WASHINGTON -- The Retirement Savings Project, a leading policy research group backed by The Brookings Institution, The Heritage Foundation and Georgetown University, and affiliated with FINRA and the AARP, is advocating new approaches for defined contribution plans, Social Security and tax policies to insure Americans' retirement future.

David C. John, deputy director of The Retirement Security Project and a frequent Congressional witness, sat down with Money Management Executive Editor Lee Barney to discuss new laws and regulations that will reshape 401(k) plans and offer new challenges and opportunities for the mutual fund industry-most notably reaching the 78 million Americans who have no workplace retirement savings at all.

MME: Before the 2008 financial crisis, fund companies were adept at offering products that met the hottest investment trends of the moment. Are the absolute-return, guaranteed and alternative strategies being offered now the right solutions?

:::

## Required actions:
A: In the retirement savings article, how many Americans have no workplace retirement savings at all?
B: Please condense the paragraph of the retirement savings article that begins "David C. John, deputy director" into a short bulleted list that keeps its main facts.
C: Reproduce the passage of the retirement savings article between "David C. John, deputy" and "the right solutions?", inclusive.

Element-and-box listings

:::

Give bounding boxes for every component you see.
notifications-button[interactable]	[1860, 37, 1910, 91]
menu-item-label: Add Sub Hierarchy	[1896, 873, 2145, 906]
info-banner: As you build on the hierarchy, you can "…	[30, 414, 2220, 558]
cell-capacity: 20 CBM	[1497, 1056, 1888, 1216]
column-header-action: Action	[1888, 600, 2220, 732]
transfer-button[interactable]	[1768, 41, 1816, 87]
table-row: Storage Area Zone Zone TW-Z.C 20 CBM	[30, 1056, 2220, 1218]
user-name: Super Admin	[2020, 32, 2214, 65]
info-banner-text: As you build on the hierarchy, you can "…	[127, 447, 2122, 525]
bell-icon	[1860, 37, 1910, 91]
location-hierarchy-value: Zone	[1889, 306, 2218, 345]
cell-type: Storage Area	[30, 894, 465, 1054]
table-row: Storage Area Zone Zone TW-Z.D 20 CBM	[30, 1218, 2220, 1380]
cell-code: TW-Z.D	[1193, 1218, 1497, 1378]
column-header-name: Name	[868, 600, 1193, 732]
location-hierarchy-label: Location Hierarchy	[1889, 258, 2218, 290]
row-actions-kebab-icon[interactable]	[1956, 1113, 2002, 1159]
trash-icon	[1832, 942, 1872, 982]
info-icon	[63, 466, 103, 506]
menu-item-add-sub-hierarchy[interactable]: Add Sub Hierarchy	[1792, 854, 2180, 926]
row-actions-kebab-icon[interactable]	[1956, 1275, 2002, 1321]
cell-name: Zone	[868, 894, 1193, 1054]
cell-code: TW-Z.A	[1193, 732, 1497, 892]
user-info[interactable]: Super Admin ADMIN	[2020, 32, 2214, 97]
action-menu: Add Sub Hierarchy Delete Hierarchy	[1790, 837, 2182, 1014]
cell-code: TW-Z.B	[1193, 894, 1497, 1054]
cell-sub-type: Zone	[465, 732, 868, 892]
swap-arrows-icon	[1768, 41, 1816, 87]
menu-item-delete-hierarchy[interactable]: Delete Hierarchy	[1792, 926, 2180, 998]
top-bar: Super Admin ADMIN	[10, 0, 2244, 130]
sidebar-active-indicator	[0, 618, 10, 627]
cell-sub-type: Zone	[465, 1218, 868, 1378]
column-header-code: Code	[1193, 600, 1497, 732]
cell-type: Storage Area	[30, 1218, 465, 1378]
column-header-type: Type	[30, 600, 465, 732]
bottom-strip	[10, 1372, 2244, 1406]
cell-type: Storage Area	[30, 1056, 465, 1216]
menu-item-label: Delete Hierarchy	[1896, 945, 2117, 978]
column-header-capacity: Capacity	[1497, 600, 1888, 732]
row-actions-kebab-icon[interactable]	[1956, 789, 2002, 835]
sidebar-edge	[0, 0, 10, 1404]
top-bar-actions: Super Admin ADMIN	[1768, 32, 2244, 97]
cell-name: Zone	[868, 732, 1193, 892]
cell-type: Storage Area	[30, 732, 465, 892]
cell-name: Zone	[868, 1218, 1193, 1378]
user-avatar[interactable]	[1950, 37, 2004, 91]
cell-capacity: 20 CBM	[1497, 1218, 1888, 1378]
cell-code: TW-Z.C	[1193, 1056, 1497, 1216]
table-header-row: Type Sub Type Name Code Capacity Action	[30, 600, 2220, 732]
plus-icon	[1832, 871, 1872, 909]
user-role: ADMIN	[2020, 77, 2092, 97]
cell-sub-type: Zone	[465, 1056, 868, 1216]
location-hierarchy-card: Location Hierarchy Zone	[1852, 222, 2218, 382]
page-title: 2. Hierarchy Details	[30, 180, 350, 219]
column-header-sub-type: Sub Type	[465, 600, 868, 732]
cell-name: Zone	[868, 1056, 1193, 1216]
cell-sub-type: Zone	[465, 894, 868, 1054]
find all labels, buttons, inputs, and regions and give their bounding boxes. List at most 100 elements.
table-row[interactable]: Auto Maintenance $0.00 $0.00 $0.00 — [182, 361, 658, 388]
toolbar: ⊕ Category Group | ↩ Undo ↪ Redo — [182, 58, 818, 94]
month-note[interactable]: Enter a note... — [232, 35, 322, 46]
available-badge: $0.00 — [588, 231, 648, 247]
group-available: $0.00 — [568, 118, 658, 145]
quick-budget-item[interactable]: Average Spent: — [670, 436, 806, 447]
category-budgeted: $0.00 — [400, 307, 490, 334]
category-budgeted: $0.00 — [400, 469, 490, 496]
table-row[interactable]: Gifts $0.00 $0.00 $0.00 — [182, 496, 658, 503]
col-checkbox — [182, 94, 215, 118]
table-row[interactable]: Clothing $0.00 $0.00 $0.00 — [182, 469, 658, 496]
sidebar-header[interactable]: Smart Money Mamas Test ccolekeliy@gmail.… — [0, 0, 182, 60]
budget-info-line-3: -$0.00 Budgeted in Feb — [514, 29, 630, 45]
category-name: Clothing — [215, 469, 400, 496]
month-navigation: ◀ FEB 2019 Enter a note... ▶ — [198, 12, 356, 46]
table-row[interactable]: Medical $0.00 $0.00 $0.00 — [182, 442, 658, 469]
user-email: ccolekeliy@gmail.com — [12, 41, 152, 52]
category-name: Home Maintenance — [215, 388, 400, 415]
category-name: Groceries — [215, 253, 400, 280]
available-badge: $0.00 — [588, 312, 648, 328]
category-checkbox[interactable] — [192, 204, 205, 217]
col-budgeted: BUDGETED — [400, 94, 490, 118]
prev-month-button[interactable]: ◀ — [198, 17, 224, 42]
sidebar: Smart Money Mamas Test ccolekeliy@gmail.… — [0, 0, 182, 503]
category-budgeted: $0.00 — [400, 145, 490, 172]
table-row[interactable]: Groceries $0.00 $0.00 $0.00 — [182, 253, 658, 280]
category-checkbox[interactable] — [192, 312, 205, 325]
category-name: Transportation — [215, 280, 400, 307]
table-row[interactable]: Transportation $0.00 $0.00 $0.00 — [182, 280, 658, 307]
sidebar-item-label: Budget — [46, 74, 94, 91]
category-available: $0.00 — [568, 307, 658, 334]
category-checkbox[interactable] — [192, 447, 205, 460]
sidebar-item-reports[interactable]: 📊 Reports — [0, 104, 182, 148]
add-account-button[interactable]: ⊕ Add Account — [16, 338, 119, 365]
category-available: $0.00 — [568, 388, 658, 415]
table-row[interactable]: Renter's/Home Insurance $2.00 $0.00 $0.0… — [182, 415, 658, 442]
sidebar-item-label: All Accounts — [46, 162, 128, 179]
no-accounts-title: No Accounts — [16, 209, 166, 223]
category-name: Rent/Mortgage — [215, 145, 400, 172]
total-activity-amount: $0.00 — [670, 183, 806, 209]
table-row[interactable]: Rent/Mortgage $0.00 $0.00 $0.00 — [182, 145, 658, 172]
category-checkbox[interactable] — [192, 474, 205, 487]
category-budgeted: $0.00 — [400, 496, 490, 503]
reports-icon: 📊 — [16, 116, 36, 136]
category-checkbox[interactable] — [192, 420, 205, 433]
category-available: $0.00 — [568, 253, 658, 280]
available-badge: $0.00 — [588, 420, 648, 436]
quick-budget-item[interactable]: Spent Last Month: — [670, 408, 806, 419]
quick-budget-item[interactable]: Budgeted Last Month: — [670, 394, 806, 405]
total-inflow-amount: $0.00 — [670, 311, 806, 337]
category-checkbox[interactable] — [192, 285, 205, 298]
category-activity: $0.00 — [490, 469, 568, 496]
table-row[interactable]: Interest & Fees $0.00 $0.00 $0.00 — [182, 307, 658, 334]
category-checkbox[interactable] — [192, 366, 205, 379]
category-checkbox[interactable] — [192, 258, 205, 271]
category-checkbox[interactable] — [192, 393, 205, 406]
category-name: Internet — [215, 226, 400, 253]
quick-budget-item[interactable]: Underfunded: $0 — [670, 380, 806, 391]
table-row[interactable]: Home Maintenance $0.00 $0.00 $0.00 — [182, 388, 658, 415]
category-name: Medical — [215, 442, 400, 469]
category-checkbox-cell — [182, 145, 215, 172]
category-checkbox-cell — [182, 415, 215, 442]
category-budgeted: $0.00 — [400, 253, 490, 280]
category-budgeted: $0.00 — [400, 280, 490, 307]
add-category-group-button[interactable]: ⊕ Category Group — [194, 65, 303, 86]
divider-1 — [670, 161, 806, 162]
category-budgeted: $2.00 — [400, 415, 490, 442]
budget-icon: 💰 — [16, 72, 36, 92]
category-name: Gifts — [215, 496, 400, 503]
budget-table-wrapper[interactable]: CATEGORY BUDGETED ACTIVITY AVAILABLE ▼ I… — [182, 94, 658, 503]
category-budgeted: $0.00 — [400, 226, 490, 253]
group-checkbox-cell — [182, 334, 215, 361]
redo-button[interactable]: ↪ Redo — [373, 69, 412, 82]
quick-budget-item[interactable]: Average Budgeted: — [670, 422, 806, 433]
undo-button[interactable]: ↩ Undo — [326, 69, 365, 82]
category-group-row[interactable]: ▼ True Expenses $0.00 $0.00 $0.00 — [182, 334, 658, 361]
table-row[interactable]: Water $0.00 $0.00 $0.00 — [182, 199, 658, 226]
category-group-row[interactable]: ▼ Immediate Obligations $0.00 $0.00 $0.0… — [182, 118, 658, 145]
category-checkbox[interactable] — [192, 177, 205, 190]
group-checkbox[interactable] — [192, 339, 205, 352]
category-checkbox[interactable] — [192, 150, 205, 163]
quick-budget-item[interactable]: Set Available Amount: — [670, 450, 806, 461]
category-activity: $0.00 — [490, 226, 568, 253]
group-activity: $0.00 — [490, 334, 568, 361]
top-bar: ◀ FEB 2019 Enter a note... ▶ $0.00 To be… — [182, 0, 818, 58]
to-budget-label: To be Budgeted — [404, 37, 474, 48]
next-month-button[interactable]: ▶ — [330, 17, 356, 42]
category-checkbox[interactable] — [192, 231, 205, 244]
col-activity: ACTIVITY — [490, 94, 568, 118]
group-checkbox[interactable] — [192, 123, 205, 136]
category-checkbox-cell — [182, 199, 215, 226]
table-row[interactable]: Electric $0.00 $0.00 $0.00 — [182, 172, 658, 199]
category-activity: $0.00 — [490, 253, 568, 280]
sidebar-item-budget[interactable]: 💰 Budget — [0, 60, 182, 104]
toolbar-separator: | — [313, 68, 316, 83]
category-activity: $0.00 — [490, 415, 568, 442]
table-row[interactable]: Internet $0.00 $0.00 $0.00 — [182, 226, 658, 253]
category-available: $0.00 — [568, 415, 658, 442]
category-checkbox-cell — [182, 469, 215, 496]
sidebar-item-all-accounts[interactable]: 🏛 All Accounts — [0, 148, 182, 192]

:::

## Answers to each task:
A: 78 million

B:
- David C. John is deputy director of The Retirement Security Project and a frequent Congressional witness.
- He spoke with Money Management Executive Editor Lee Barney.
- They discussed new laws and regulations that will reshape 401(k) plans.
- These changes bring new challenges and opportunities for the mutual fund industry.
- The most notable is reaching the 78 million Americans who have no workplace retirement savings.

C:
David C. John, deputy director of The Retirement Security Project and a frequent Congressional witness, sat down with Money Management Executive Editor Lee Barney to discuss new laws and regulations that will reshape 401(k) plans and offer new challenges and opportunities for the mutual fund industry-most notably reaching the 78 million Americans who have no workplace retirement savings at all.

MME: Before the 2008 financial crisis, fund companies were adept at offering products that met the hottest investment trends of the moment. Are the absolute-return, guaranteed and alternative strategies being offered now the right solutions?